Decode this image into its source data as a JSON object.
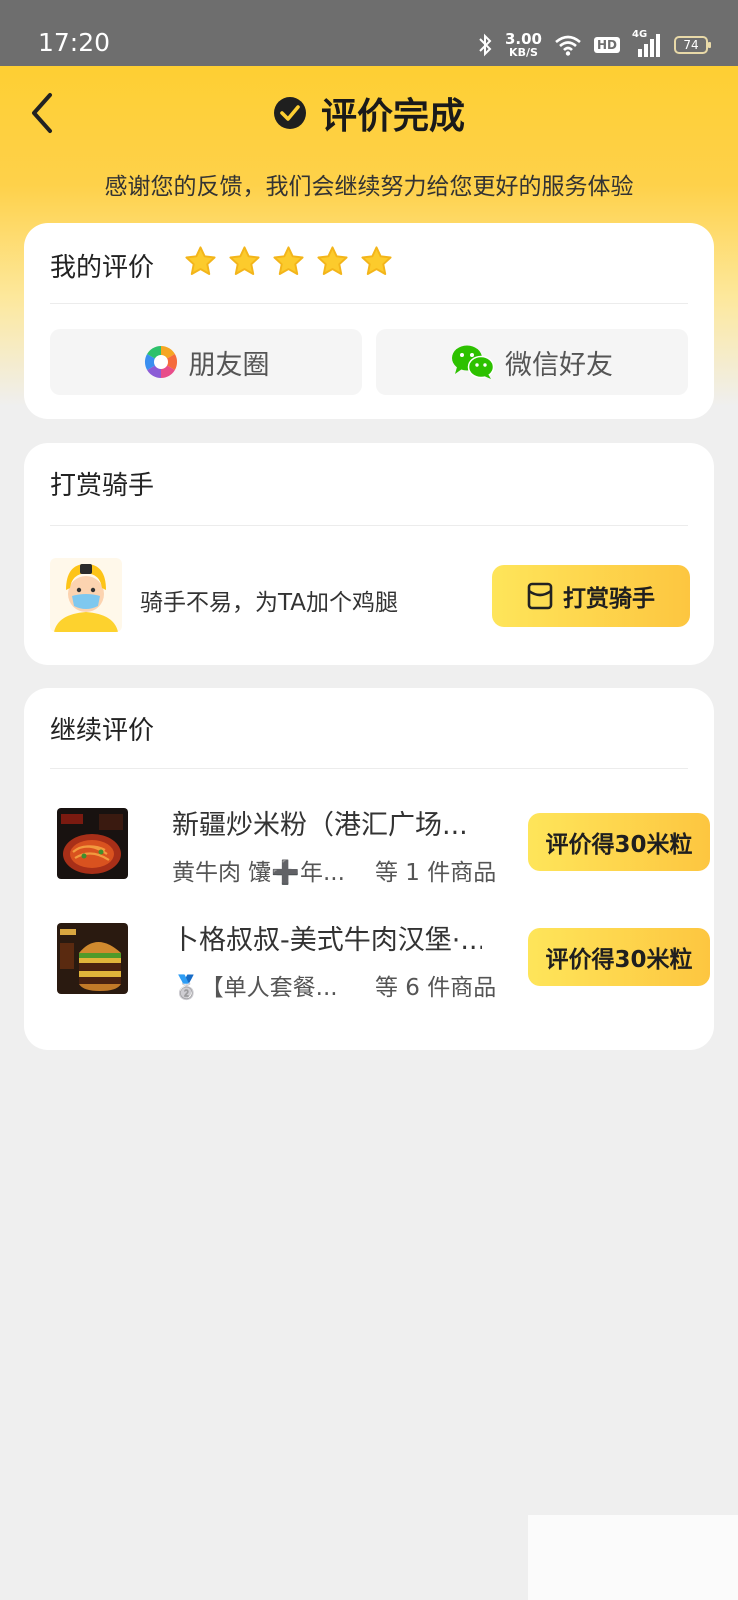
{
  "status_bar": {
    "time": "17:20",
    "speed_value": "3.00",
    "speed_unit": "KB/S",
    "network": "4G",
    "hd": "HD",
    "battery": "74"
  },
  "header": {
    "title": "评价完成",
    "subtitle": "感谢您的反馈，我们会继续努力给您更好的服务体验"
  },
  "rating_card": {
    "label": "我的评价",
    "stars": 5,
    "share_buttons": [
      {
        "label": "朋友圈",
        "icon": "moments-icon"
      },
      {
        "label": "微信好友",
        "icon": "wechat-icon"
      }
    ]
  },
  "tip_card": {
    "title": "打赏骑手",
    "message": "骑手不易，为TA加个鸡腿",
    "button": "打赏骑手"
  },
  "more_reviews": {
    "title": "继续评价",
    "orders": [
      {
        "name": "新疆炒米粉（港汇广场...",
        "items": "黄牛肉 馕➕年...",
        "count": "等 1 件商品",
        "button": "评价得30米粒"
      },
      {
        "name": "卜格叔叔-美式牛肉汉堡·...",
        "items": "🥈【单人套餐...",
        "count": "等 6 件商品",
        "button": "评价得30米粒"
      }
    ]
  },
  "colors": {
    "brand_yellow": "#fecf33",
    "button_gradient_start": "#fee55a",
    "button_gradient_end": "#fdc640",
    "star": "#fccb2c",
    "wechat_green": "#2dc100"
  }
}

######

Every line is to be duplicated exactly, though pictures stay out.

Decode this image into its source data as a JSON object.
{
  "status_bar": {
    "time": "17:20",
    "speed_value": "3.00",
    "speed_unit": "KB/S",
    "network": "4G",
    "hd": "HD",
    "battery": "74"
  },
  "header": {
    "title": "评价完成",
    "subtitle": "感谢您的反馈，我们会继续努力给您更好的服务体验"
  },
  "rating_card": {
    "label": "我的评价",
    "stars": 5,
    "share_buttons": [
      {
        "label": "朋友圈",
        "icon": "moments-icon"
      },
      {
        "label": "微信好友",
        "icon": "wechat-icon"
      }
    ]
  },
  "tip_card": {
    "title": "打赏骑手",
    "message": "骑手不易，为TA加个鸡腿",
    "button": "打赏骑手"
  },
  "more_reviews": {
    "title": "继续评价",
    "orders": [
      {
        "name": "新疆炒米粉（港汇广场...",
        "items": "黄牛肉 馕➕年...",
        "count": "等 1 件商品",
        "button": "评价得30米粒"
      },
      {
        "name": "卜格叔叔-美式牛肉汉堡·...",
        "items": "🥈【单人套餐...",
        "count": "等 6 件商品",
        "button": "评价得30米粒"
      }
    ]
  },
  "colors": {
    "brand_yellow": "#fecf33",
    "button_gradient_start": "#fee55a",
    "button_gradient_end": "#fdc640",
    "star": "#fccb2c",
    "wechat_green": "#2dc100"
  }
}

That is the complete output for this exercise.